───── GIVEN DATA ─────

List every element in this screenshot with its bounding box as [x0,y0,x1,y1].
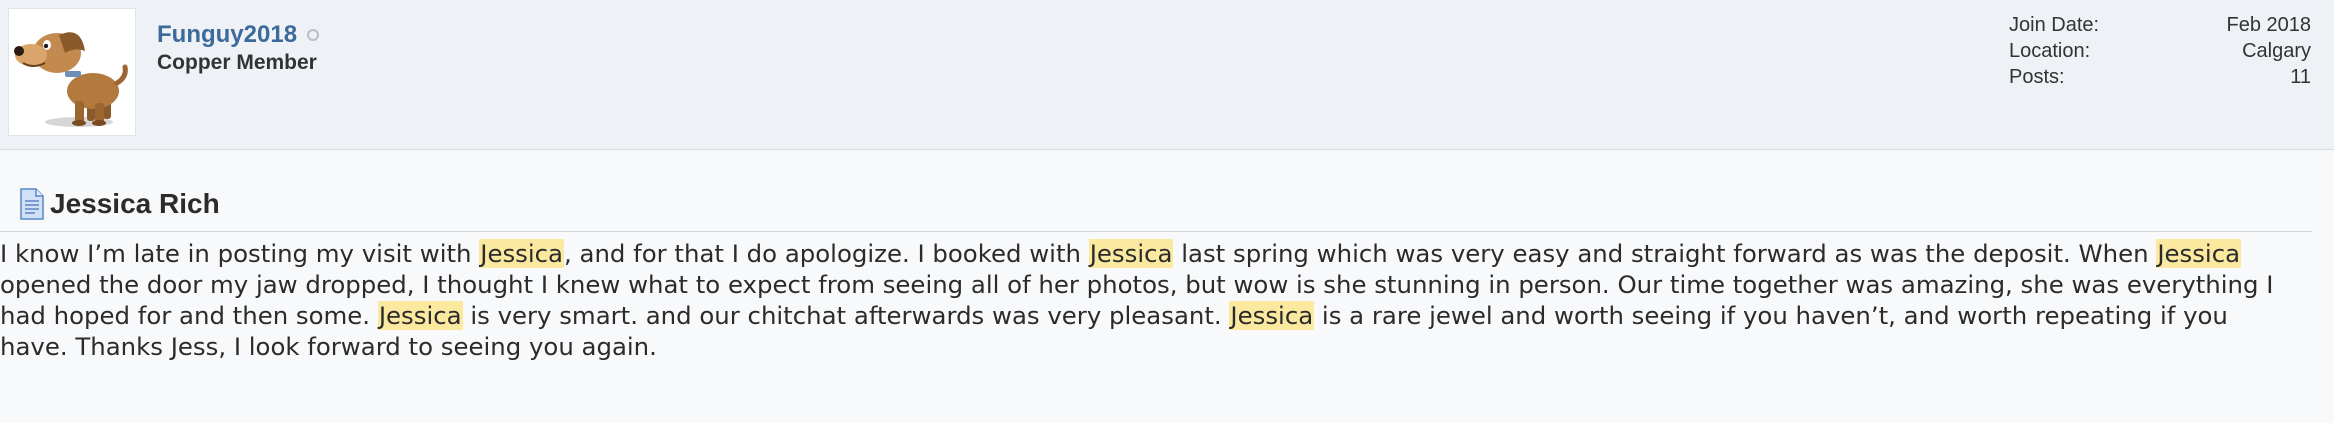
stat-value: 11 [2290,66,2311,88]
stat-label: Posts: [2009,66,2065,88]
stat-label: Location: [2009,40,2091,62]
stat-value: Calgary [2242,40,2311,62]
body-text: last spring which was very easy and stra… [1173,239,2157,268]
user-rank: Copper Member [157,51,317,74]
search-highlight: Jessica [479,239,564,268]
post-title-row: Jessica Rich [20,184,220,224]
body-text: is very smart. and our chitchat afterwar… [462,301,1230,330]
post-body: I know I’m late in posting my visit with… [0,238,2290,362]
dog-avatar-icon [14,32,128,127]
document-icon [20,188,44,220]
username-row: Funguy2018 [157,19,320,51]
body-text: , and for that I do apologize. I booked … [564,239,1089,268]
search-highlight: Jessica [377,301,463,330]
stat-posts: Posts: 11 [2009,64,2311,90]
post-title: Jessica Rich [50,188,220,219]
user-stats: Join Date: Feb 2018 Location: Calgary Po… [2009,12,2311,90]
search-highlight: Jessica [1088,239,1174,268]
search-highlight: Jessica [2156,239,2242,268]
user-info-panel: Funguy2018 Copper Member Join Date: Feb … [0,0,2334,150]
stat-location: Location: Calgary [2009,38,2311,64]
stat-label: Join Date: [2009,14,2100,36]
forum-post: Funguy2018 Copper Member Join Date: Feb … [0,0,2334,423]
username-link[interactable]: Funguy2018 [157,21,297,49]
avatar[interactable] [8,8,136,136]
offline-status-icon [307,29,320,41]
body-text: I know I’m late in posting my visit with [0,239,480,268]
stat-join-date: Join Date: Feb 2018 [2009,12,2311,38]
title-divider [0,231,2312,232]
stat-value: Feb 2018 [2226,14,2311,36]
search-highlight: Jessica [1229,301,1315,330]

─────

## JOB
Turn the rows above into a JSON list of strings, with one string for each line and no blank lines. Leave the picture out of the list.

## THE SOLUTION
[
  "List every element in this screenshot with its bounding box as [x0,y0,x1,y1].",
  "stat-value: 11 [2290,66,2311,88]",
  "stat-label: Posts: [2009,66,2065,88]",
  "stat-label: Location: [2009,40,2091,62]",
  "stat-value: Calgary [2242,40,2311,62]",
  "body-text: last spring which was very easy and stra… [1173,239,2157,268]",
  "user-rank: Copper Member [157,51,317,74]",
  "search-highlight: Jessica [479,239,564,268]",
  "post-title-row: Jessica Rich [20,184,220,224]",
  "body-text: is very smart. and our chitchat afterwar… [462,301,1230,330]",
  "post-body: I know I’m late in posting my visit with… [0,238,2290,362]",
  "dog-avatar-icon [14,32,128,127]",
  "document-icon [20,188,44,220]",
  "username-row: Funguy2018 [157,19,320,51]",
  "body-text: , and for that I do apologize. I booked … [564,239,1089,268]",
  "search-highlight: Jessica [377,301,463,330]",
  "stat-posts: Posts: 11 [2009,64,2311,90]",
  "post-title: Jessica Rich [50,188,220,219]",
  "user-stats: Join Date: Feb 2018 Location: Calgary Po… [2009,12,2311,90]",
  "search-highlight: Jessica [1088,239,1174,268]",
  "search-highlight: Jessica [2156,239,2242,268]",
  "user-info-panel: Funguy2018 Copper Member Join Date: Feb … [0,0,2334,150]",
  "stat-location: Location: Calgary [2009,38,2311,64]",
  "stat-label: Join Date: [2009,14,2100,36]",
  "forum-post: Funguy2018 Copper Member Join Date: Feb … [0,0,2334,423]",
  "username-link[interactable]: Funguy2018 [157,21,297,49]",
  "avatar[interactable] [8,8,136,136]",
  "offline-status-icon [307,29,320,41]",
  "body-text: I know I’m late in posting my visit with [0,239,480,268]",
  "stat-join-date: Join Date: Feb 2018 [2009,12,2311,38]",
  "title-divider [0,231,2312,232]",
  "stat-value: Feb 2018 [2226,14,2311,36]",
  "search-highlight: Jessica [1229,301,1315,330]"
]